» **CHALLENGE**
Copy each line of the material below that includes the string "concertos".

» **SOURCE DATA**
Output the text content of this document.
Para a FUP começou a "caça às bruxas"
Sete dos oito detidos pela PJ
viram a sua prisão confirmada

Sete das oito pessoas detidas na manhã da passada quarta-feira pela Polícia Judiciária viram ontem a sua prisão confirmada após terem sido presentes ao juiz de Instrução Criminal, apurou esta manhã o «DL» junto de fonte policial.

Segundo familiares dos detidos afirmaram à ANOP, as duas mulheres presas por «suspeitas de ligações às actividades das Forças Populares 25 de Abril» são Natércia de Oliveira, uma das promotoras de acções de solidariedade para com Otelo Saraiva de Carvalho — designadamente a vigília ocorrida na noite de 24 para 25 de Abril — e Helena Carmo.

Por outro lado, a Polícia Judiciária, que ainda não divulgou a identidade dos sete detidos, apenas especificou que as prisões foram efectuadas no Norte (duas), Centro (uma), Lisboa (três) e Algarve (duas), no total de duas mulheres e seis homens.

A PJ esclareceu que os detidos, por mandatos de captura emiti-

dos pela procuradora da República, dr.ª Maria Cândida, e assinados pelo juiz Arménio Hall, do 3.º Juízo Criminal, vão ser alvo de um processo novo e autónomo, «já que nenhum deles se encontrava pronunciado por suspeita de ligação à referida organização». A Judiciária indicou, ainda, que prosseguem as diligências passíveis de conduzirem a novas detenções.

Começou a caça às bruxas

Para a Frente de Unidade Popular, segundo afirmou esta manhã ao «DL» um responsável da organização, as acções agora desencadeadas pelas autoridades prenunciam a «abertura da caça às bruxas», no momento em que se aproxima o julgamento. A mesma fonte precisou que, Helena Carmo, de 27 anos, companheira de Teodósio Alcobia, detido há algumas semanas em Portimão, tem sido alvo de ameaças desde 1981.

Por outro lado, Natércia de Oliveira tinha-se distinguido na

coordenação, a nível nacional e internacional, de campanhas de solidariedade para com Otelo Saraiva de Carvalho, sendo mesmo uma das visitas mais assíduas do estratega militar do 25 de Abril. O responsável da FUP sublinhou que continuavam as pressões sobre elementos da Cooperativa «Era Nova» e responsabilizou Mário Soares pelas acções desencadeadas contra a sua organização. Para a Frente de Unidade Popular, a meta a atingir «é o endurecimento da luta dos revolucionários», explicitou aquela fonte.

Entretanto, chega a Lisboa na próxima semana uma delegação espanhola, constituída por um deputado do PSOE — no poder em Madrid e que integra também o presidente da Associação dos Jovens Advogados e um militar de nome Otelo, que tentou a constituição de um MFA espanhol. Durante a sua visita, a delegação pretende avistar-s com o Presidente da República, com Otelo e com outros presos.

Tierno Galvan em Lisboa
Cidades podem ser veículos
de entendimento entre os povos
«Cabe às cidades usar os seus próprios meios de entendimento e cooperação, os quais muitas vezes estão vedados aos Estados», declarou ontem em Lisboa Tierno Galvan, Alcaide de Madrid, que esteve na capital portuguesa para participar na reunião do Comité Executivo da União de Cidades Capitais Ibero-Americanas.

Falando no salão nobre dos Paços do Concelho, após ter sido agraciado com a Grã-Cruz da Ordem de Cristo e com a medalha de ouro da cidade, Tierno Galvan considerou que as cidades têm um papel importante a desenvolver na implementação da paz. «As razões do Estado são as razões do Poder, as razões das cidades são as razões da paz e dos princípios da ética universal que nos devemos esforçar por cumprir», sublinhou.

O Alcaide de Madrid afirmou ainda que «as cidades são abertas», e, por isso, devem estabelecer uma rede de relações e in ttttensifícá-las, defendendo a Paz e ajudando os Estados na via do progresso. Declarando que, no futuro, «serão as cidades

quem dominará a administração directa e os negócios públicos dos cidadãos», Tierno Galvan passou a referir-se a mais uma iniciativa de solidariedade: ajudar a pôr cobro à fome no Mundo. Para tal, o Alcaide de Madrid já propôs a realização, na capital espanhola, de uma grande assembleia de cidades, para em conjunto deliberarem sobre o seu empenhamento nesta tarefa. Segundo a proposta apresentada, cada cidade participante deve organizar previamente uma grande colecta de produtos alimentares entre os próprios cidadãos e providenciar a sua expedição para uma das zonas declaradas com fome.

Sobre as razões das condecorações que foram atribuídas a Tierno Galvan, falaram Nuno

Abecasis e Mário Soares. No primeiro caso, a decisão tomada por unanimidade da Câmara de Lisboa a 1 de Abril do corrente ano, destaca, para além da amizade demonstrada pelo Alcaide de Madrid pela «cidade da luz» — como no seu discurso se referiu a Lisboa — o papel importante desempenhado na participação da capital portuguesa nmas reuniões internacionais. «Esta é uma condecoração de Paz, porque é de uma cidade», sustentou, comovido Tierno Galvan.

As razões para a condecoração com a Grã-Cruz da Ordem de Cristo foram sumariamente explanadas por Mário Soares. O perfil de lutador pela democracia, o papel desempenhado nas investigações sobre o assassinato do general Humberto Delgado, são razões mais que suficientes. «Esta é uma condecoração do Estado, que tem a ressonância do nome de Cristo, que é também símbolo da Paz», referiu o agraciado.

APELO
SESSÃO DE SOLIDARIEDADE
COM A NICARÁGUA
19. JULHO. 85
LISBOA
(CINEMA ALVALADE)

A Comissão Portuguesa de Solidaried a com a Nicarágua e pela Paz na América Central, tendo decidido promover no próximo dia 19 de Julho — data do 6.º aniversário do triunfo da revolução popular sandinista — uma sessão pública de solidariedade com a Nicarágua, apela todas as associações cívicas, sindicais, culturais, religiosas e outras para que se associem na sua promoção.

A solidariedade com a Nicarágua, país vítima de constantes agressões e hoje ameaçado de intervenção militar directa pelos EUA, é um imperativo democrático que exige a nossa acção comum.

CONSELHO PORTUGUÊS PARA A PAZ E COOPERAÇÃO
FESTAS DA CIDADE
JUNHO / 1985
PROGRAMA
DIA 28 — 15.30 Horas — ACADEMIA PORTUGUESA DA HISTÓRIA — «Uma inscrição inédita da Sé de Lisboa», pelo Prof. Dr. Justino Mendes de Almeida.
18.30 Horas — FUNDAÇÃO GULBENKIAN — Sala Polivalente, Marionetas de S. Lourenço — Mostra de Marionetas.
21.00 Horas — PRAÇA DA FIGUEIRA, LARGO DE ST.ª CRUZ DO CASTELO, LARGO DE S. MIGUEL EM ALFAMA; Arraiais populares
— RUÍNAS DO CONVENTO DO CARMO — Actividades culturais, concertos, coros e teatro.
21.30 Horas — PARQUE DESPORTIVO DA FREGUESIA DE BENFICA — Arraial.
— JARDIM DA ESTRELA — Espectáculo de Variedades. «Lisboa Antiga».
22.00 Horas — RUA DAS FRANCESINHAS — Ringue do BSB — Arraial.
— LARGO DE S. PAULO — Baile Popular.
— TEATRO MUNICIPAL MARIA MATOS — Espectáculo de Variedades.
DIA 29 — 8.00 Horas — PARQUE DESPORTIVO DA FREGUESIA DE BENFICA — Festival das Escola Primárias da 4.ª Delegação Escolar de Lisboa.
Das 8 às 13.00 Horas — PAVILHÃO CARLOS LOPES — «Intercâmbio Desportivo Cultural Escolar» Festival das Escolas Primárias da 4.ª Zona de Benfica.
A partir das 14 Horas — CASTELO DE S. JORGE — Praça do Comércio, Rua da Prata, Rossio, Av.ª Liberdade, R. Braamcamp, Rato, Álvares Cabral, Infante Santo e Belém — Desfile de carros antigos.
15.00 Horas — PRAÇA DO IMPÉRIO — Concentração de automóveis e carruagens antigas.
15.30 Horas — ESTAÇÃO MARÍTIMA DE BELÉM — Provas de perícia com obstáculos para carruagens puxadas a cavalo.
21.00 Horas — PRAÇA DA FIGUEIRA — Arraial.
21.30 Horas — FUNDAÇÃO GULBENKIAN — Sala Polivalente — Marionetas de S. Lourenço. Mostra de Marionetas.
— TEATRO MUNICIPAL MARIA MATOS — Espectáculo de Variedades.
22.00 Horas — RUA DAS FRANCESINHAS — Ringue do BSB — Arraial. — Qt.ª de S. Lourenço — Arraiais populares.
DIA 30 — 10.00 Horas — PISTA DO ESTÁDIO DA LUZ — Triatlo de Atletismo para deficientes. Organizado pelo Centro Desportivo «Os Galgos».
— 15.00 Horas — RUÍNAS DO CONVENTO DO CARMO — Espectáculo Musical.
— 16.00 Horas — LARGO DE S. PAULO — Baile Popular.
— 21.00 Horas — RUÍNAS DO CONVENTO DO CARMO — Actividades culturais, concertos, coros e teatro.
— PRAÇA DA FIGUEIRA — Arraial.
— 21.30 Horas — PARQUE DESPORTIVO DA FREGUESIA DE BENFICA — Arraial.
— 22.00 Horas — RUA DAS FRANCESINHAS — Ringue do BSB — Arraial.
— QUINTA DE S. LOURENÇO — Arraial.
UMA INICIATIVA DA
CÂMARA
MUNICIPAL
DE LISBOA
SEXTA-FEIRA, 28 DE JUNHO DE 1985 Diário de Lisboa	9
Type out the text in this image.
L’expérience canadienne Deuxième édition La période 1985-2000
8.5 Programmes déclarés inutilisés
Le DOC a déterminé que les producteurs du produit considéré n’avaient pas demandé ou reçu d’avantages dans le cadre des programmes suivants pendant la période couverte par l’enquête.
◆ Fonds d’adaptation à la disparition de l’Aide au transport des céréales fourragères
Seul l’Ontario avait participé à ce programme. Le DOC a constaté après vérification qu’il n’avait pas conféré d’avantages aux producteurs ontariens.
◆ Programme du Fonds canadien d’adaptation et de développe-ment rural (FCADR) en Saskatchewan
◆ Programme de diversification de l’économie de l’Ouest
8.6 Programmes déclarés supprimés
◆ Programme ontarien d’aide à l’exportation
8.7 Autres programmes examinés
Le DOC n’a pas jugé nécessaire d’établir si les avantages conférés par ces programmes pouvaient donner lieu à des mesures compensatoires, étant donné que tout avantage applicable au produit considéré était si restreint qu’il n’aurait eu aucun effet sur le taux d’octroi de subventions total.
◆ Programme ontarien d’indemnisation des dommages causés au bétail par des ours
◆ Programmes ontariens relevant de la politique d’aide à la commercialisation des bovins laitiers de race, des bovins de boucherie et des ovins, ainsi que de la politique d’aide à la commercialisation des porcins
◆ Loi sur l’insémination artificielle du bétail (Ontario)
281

» **SOLUTION TO THIS TASK**
— RUÍNAS DO CONVENTO DO CARMO — Actividades culturais, concertos, coros e teatro.
— 21.00 Horas — RUÍNAS DO CONVENTO DO CARMO — Actividades culturais, concertos, coros e teatro.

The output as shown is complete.